<<<<

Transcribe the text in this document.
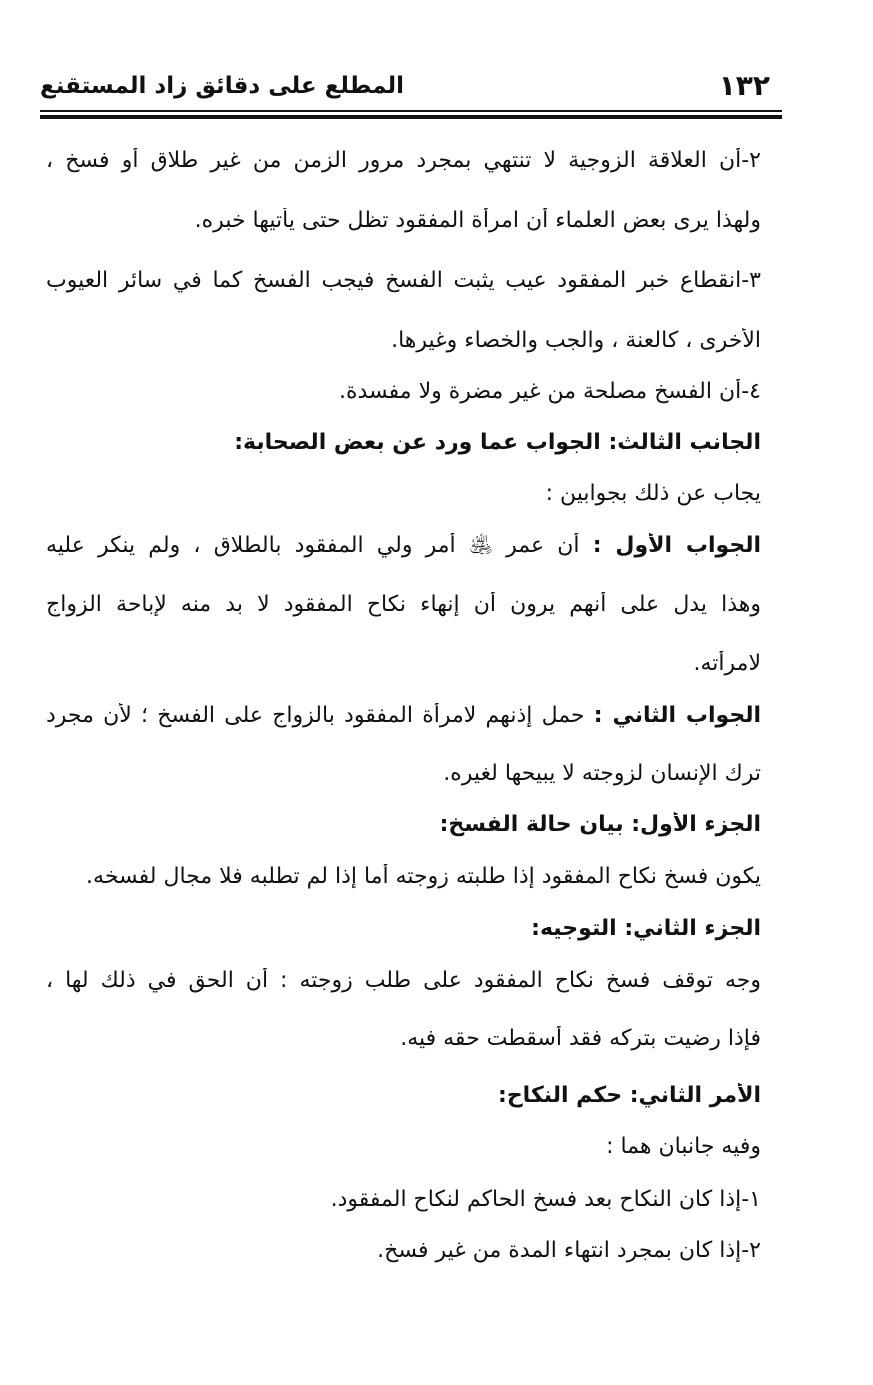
١٣٢
المطلع على دقائق زاد المستقنع
٢-أن العلاقة الزوجية لا تنتهي بمجرد مرور الزمن من غير طلاق أو فسخ ،
ولهذا يرى بعض العلماء أن امرأة المفقود تظل حتى يأتيها خبره.
٣-انقطاع خبر المفقود عيب يثبت الفسخ فيجب الفسخ كما في سائر العيوب
الأخرى ، كالعنة ، والجب والخصاء وغيرها.
٤-أن الفسخ مصلحة من غير مضرة ولا مفسدة.
الجانب الثالث: الجواب عما ورد عن بعض الصحابة:
يجاب عن ذلك بجوابين :
الجواب الأول : أن عمر ﵁ أمر ولي المفقود بالطلاق ، ولم ينكر عليه
وهذا يدل على أنهم يرون أن إنهاء نكاح المفقود لا بد منه لإباحة الزواج
لامرأته.
الجواب الثاني : حمل إذنهم لامرأة المفقود بالزواج على الفسخ ؛ لأن مجرد
ترك الإنسان لزوجته لا يبيحها لغيره.
الجزء الأول: بيان حالة الفسخ:
يكون فسخ نكاح المفقود إذا طلبته زوجته أما إذا لم تطلبه فلا مجال لفسخه.
الجزء الثاني: التوجيه:
وجه توقف فسخ نكاح المفقود على طلب زوجته : أن الحق في ذلك لها ،
فإذا رضيت بتركه فقد أسقطت حقه فيه.
الأمر الثاني: حكم النكاح:
وفيه جانبان هما :
١-إذا كان النكاح بعد فسخ الحاكم لنكاح المفقود.
٢-إذا كان بمجرد انتهاء المدة من غير فسخ.
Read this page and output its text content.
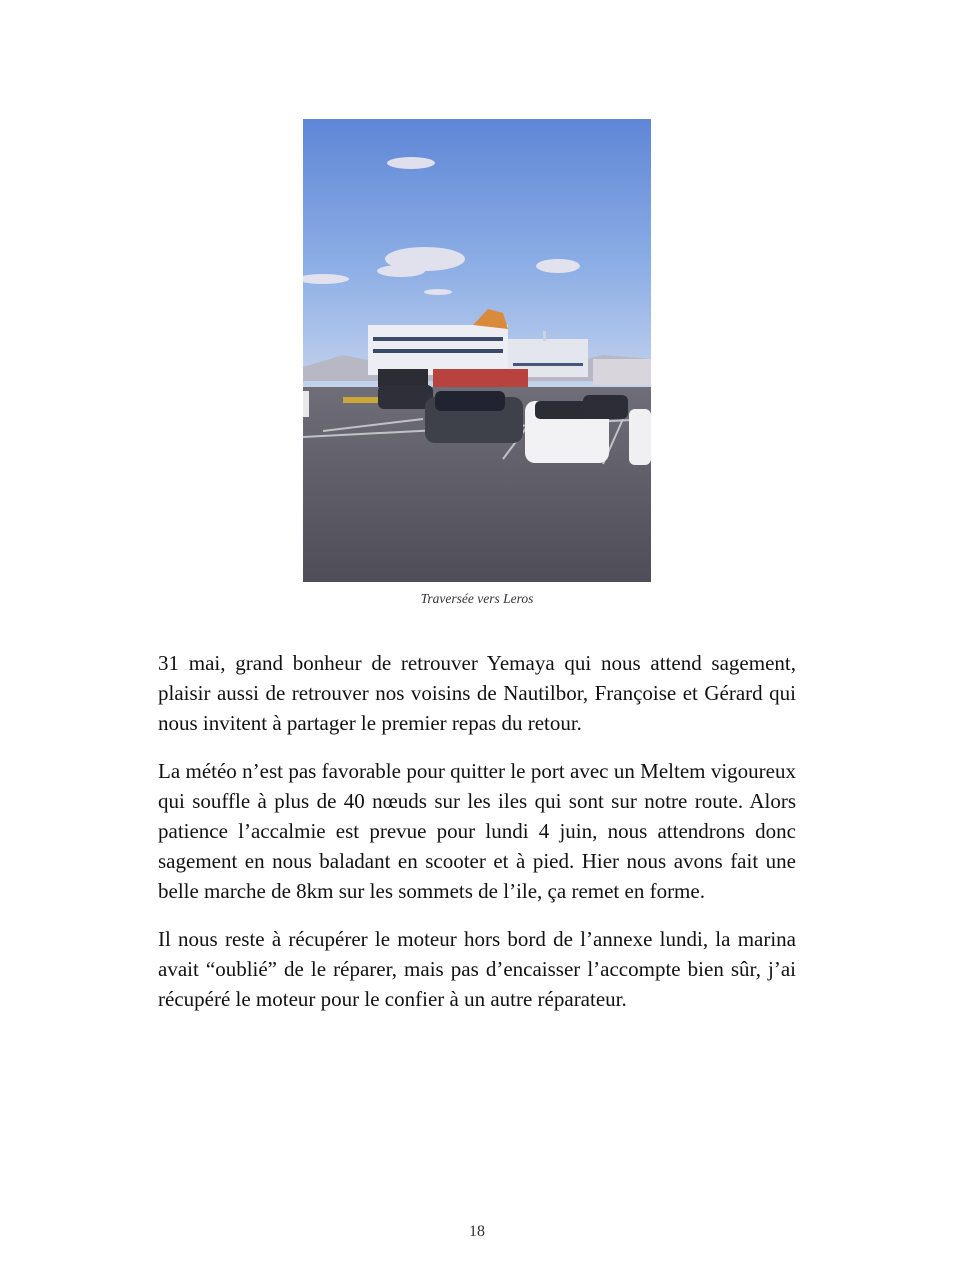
Traversée vers Leros

31 mai, grand bonheur de retrouver Yemaya qui nous attend sagement, plaisir aussi de retrouver nos voisins de Nautilbor, Françoise et Gérard qui nous invitent à partager le premier repas du retour.

La météo n’est pas favorable pour quitter le port avec un Meltem vigoureux qui souffle à plus de 40 nœuds sur les iles qui sont sur notre route. Alors patience l’accalmie est prevue pour lundi 4 juin, nous attendrons donc sagement en nous baladant en scooter et à pied. Hier nous avons fait une belle marche de 8km sur les sommets de l’ile, ça remet en forme.

Il nous reste à récupérer le moteur hors bord de l’annexe lundi, la marina avait “oublié” de le réparer, mais pas d’encaisser l’accompte bien sûr, j’ai récupéré le moteur pour le confier à un autre réparateur.

18
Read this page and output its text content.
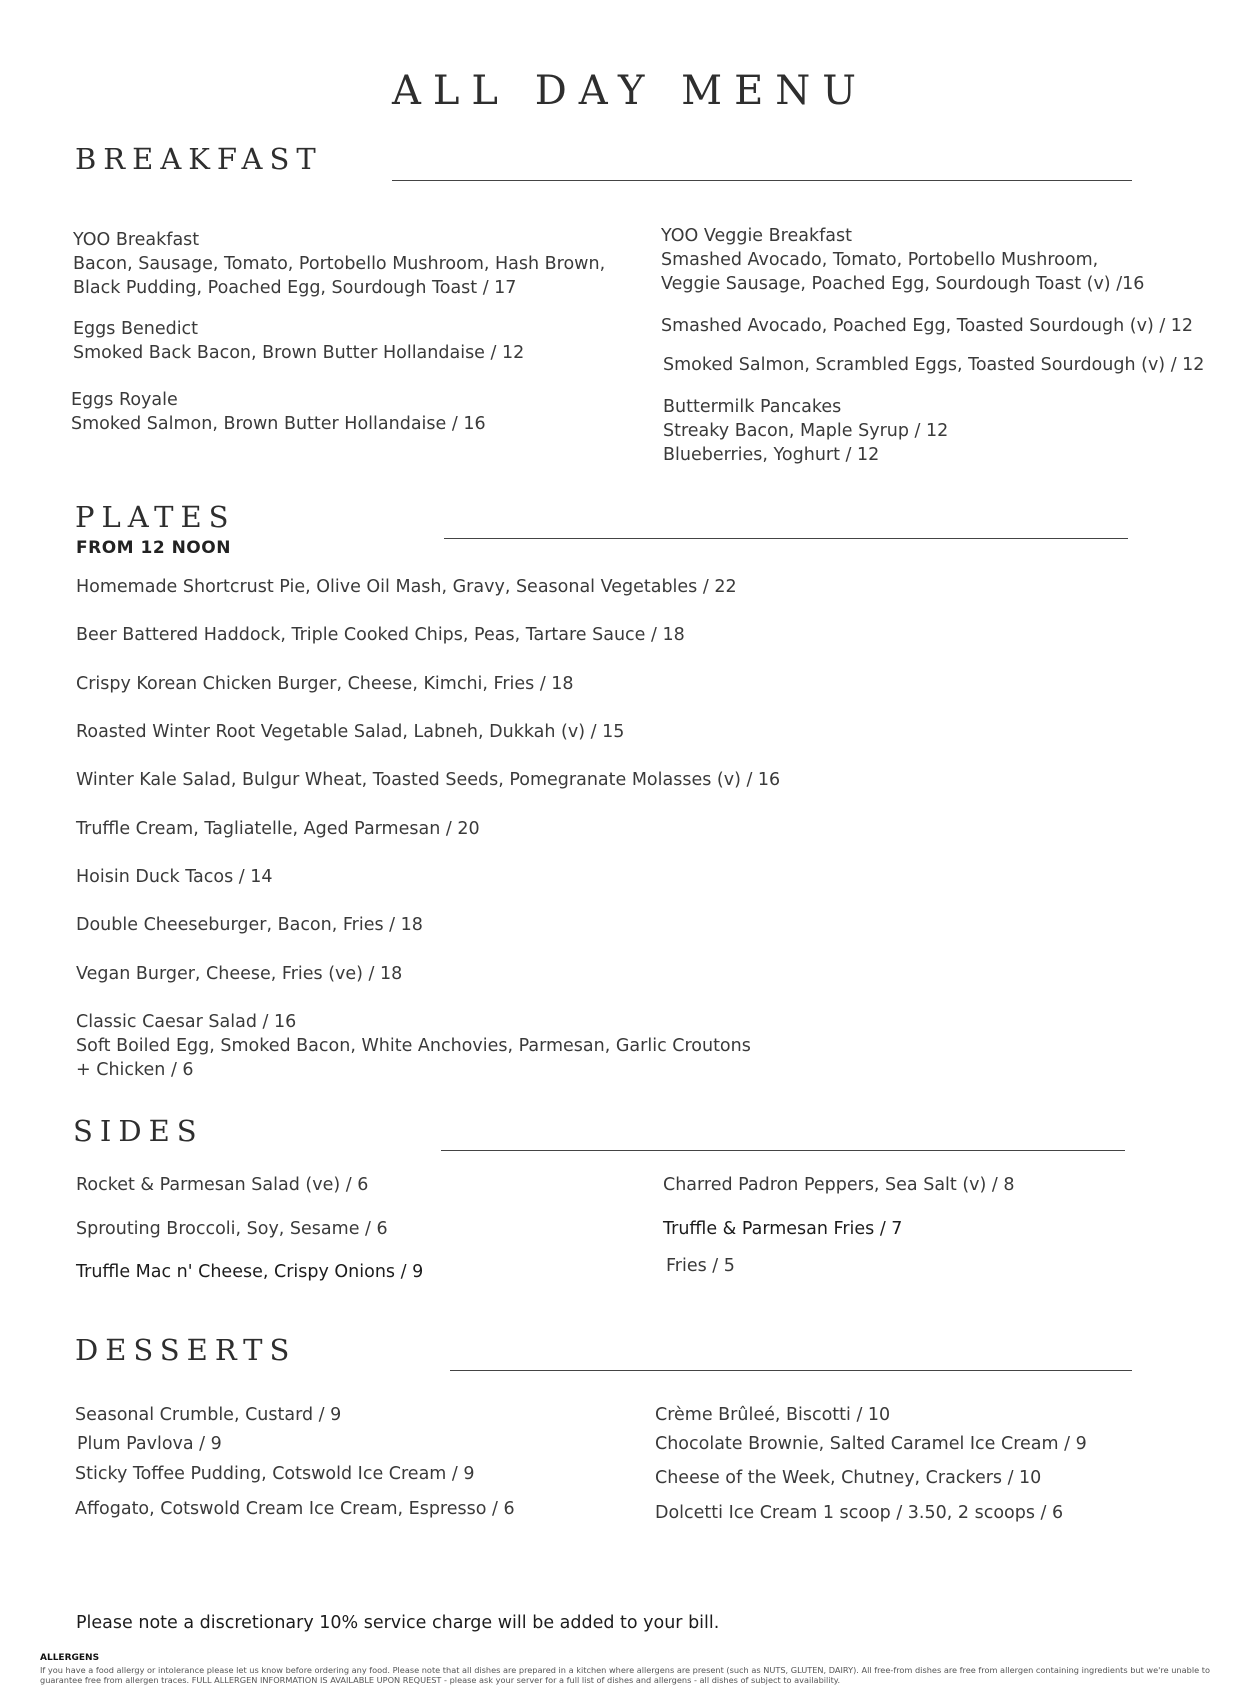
ALL DAY MENU
BREAKFAST
YOO Breakfast
Bacon, Sausage, Tomato, Portobello Mushroom, Hash Brown,
Black Pudding, Poached Egg, Sourdough Toast / 17
Eggs Benedict
Smoked Back Bacon, Brown Butter Hollandaise / 12
Eggs Royale
Smoked Salmon, Brown Butter Hollandaise / 16
YOO Veggie Breakfast
Smashed Avocado, Tomato, Portobello Mushroom,
Veggie Sausage, Poached Egg, Sourdough Toast (v) /16
Smashed Avocado, Poached Egg, Toasted Sourdough (v) / 12
Smoked Salmon, Scrambled Eggs, Toasted Sourdough (v) / 12
Buttermilk Pancakes
Streaky Bacon, Maple Syrup / 12
Blueberries, Yoghurt / 12
PLATES
FROM 12 NOON
Homemade Shortcrust Pie, Olive Oil Mash, Gravy, Seasonal Vegetables / 22
Beer Battered Haddock, Triple Cooked Chips, Peas, Tartare Sauce / 18
Crispy Korean Chicken Burger, Cheese, Kimchi, Fries / 18
Roasted Winter Root Vegetable Salad, Labneh, Dukkah (v) / 15
Winter Kale Salad, Bulgur Wheat, Toasted Seeds, Pomegranate Molasses (v) / 16
Truffle Cream, Tagliatelle, Aged Parmesan / 20
Hoisin Duck Tacos / 14
Double Cheeseburger, Bacon, Fries / 18
Vegan Burger, Cheese, Fries (ve) / 18
Classic Caesar Salad / 16
Soft Boiled Egg, Smoked Bacon, White Anchovies, Parmesan, Garlic Croutons
+ Chicken / 6
SIDES
Rocket & Parmesan Salad (ve) / 6
Sprouting Broccoli, Soy, Sesame / 6
Truffle Mac n' Cheese, Crispy Onions / 9
Charred Padron Peppers, Sea Salt (v) / 8
Truffle & Parmesan Fries / 7
Fries / 5
DESSERTS
Seasonal Crumble, Custard / 9
Plum Pavlova / 9
Sticky Toffee Pudding, Cotswold Ice Cream / 9
Affogato, Cotswold Cream Ice Cream, Espresso / 6
Crème Brûleé, Biscotti / 10
Chocolate Brownie, Salted Caramel Ice Cream / 9
Cheese of the Week, Chutney, Crackers / 10
Dolcetti Ice Cream 1 scoop / 3.50, 2 scoops / 6
Please note a discretionary 10% service charge will be added to your bill.
ALLERGENS
If you have a food allergy or intolerance please let us know before ordering any food. Please note that all dishes are prepared in a kitchen where allergens are present (such as NUTS, GLUTEN, DAIRY). All free-from dishes are free from allergen containing ingredients but we're unable to guarantee free from allergen traces. FULL ALLERGEN INFORMATION IS AVAILABLE UPON REQUEST - please ask your server for a full list of dishes and allergens - all dishes of subject to availability.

>>>>

[Required task] Leave the pictures out and write out every entry exactly as given.

[Solution]
Transcribe the text in this document.
١٣٢
المطلع على دقائق زاد المستقنع
٢-أن العلاقة الزوجية لا تنتهي بمجرد مرور الزمن من غير طلاق أو فسخ ،
ولهذا يرى بعض العلماء أن امرأة المفقود تظل حتى يأتيها خبره.
٣-انقطاع خبر المفقود عيب يثبت الفسخ فيجب الفسخ كما في سائر العيوب
الأخرى ، كالعنة ، والجب والخصاء وغيرها.
٤-أن الفسخ مصلحة من غير مضرة ولا مفسدة.
الجانب الثالث: الجواب عما ورد عن بعض الصحابة:
يجاب عن ذلك بجوابين :
الجواب الأول : أن عمر ﵁ أمر ولي المفقود بالطلاق ، ولم ينكر عليه
وهذا يدل على أنهم يرون أن إنهاء نكاح المفقود لا بد منه لإباحة الزواج
لامرأته.
الجواب الثاني : حمل إذنهم لامرأة المفقود بالزواج على الفسخ ؛ لأن مجرد
ترك الإنسان لزوجته لا يبيحها لغيره.
الجزء الأول: بيان حالة الفسخ:
يكون فسخ نكاح المفقود إذا طلبته زوجته أما إذا لم تطلبه فلا مجال لفسخه.
الجزء الثاني: التوجيه:
وجه توقف فسخ نكاح المفقود على طلب زوجته : أن الحق في ذلك لها ،
فإذا رضيت بتركه فقد أسقطت حقه فيه.
الأمر الثاني: حكم النكاح:
وفيه جانبان هما :
١-إذا كان النكاح بعد فسخ الحاكم لنكاح المفقود.
٢-إذا كان بمجرد انتهاء المدة من غير فسخ.
Read this page and output its text content.
Traversée vers Leros

31 mai, grand bonheur de retrouver Yemaya qui nous attend sagement, plaisir aussi de retrouver nos voisins de Nautilbor, Françoise et Gérard qui nous invitent à partager le premier repas du retour.

La météo n’est pas favorable pour quitter le port avec un Meltem vigoureux qui souffle à plus de 40 nœuds sur les iles qui sont sur notre route. Alors patience l’accalmie est prevue pour lundi 4 juin, nous attendrons donc sagement en nous baladant en scooter et à pied. Hier nous avons fait une belle marche de 8km sur les sommets de l’ile, ça remet en forme.

Il nous reste à récupérer le moteur hors bord de l’annexe lundi, la marina avait “oublié” de le réparer, mais pas d’encaisser l’accompte bien sûr, j’ai récupéré le moteur pour le confier à un autre réparateur.

18
Read this page and output its text content.
ALL DAY MENU
BREAKFAST
YOO Breakfast
Bacon, Sausage, Tomato, Portobello Mushroom, Hash Brown,
Black Pudding, Poached Egg, Sourdough Toast / 17
Eggs Benedict
Smoked Back Bacon, Brown Butter Hollandaise / 12
Eggs Royale
Smoked Salmon, Brown Butter Hollandaise / 16
YOO Veggie Breakfast
Smashed Avocado, Tomato, Portobello Mushroom,
Veggie Sausage, Poached Egg, Sourdough Toast (v) /16
Smashed Avocado, Poached Egg, Toasted Sourdough (v) / 12
Smoked Salmon, Scrambled Eggs, Toasted Sourdough (v) / 12
Buttermilk Pancakes
Streaky Bacon, Maple Syrup / 12
Blueberries, Yoghurt / 12
PLATES
FROM 12 NOON
Homemade Shortcrust Pie, Olive Oil Mash, Gravy, Seasonal Vegetables / 22
Beer Battered Haddock, Triple Cooked Chips, Peas, Tartare Sauce / 18
Crispy Korean Chicken Burger, Cheese, Kimchi, Fries / 18
Roasted Winter Root Vegetable Salad, Labneh, Dukkah (v) / 15
Winter Kale Salad, Bulgur Wheat, Toasted Seeds, Pomegranate Molasses (v) / 16
Truffle Cream, Tagliatelle, Aged Parmesan / 20
Hoisin Duck Tacos / 14
Double Cheeseburger, Bacon, Fries / 18
Vegan Burger, Cheese, Fries (ve) / 18
Classic Caesar Salad / 16
Soft Boiled Egg, Smoked Bacon, White Anchovies, Parmesan, Garlic Croutons
+ Chicken / 6
SIDES
Rocket & Parmesan Salad (ve) / 6
Sprouting Broccoli, Soy, Sesame / 6
Truffle Mac n' Cheese, Crispy Onions / 9
Charred Padron Peppers, Sea Salt (v) / 8
Truffle & Parmesan Fries / 7
Fries / 5
DESSERTS
Seasonal Crumble, Custard / 9
Plum Pavlova / 9
Sticky Toffee Pudding, Cotswold Ice Cream / 9
Affogato, Cotswold Cream Ice Cream, Espresso / 6
Crème Brûleé, Biscotti / 10
Chocolate Brownie, Salted Caramel Ice Cream / 9
Cheese of the Week, Chutney, Crackers / 10
Dolcetti Ice Cream 1 scoop / 3.50, 2 scoops / 6
Please note a discretionary 10% service charge will be added to your bill.
ALLERGENS
If you have a food allergy or intolerance please let us know before ordering any food. Please note that all dishes are prepared in a kitchen where allergens are present (such as NUTS, GLUTEN, DAIRY). All free-from dishes are free from allergen containing ingredients but we're unable to guarantee free from allergen traces. FULL ALLERGEN INFORMATION IS AVAILABLE UPON REQUEST - please ask your server for a full list of dishes and allergens - all dishes of subject to availability.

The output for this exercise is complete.